▶ [Текст страницы]
........

VI. Однако испанские инквизиторы противоречат этой непогрешимости и отказываются подчиниться папским декретам, когда они противоположны их решению или интересу их частной системы. Инквизиторы действовали бы иначе, если бы не были уверены, что, обращаясь к королю и участвуя в его политике, они принудят королевскую власть принять участие в их дрязгах и воспротивиться мерам суверенного первосвященника, который без этой почти всемогущей поддержки не преминул бы поступить с ними так, как поступают с мятежными делегатами, то есть низвел бы на положение простых священников, объявив их уволенными со службы.
VII. Таков был план, которому постоянно следовал совет испанской инквизиции. Он напоминает следующую выходку одного босого кармелита [684], строгого духовника. Этот монах сильно журил кающегося бедняка, который винил себя в том, что по нужде проработал несколько часов в воскресенье. Узнав, что дело происходило в монастырском огороде, кармелит успокоился и сказал грешнику: "А это - другое дело; я думал, что в мирском поле". Такова непоследовательность, которую легко допускает выгода, таковы и позорные результаты, которые не могут не обнаружиться, как бы старательно ни пытались их скрыть.
VIII. Решение, которое инквизиция осмелилась принять - иногда несправедливо, а иногда основательно, - о том, чтобы поддержать свой авторитет против всякой другой власти, и злоупотребление со стороны главных инквизиторов непогрешимыми средствами, которыми они распоряжались для обмана королевского доверия, были - истинной причиной постоянных распрей, разделявших обе эти силы. Я это уже доказал несколькими примерами, но считаю полезным привести и несколько других, потому что чрезмерно скандальный их характер при детальном изложении может оказать пользу истории. Два события, с которыми я предлагаю ознакомиться, относятся к 1543 году. Первое касается дона Педро де Кардоны, наместника Каталонии, а второе - маркиза де Террановы, вице-короля Сицилии.

........

(Данные о расположении элементов)
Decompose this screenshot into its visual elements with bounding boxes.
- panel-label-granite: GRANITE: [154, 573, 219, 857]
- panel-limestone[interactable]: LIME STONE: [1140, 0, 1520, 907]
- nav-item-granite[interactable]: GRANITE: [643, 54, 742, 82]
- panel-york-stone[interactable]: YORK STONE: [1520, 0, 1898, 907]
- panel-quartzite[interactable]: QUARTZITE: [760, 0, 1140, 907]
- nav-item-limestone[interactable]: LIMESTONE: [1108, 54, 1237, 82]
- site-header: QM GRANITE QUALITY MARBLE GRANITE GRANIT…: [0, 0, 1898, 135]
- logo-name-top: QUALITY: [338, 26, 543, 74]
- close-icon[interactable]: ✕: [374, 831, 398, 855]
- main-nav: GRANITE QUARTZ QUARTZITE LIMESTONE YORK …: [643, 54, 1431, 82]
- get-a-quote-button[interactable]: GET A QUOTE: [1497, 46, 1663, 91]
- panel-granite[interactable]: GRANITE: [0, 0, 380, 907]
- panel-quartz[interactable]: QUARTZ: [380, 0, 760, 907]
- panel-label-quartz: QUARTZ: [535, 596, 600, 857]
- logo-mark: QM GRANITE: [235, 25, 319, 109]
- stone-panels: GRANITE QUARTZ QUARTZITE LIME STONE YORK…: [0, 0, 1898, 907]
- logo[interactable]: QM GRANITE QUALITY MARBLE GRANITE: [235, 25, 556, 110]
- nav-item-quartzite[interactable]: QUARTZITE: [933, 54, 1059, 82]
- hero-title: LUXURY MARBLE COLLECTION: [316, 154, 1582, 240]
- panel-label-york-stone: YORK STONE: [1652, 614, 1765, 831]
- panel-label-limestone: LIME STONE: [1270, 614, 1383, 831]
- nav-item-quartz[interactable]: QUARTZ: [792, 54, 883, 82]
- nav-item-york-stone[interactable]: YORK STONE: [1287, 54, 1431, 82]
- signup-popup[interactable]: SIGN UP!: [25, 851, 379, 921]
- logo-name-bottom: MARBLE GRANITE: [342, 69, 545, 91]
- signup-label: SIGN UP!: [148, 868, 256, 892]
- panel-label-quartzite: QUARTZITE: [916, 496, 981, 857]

........

▶ [Задание] Перечислите в порядке следования все римские цифры, которыми пронумерованы абзацы в отрывке об испанской инквизиции.

▶ [Решение задания] VI, VII, VIII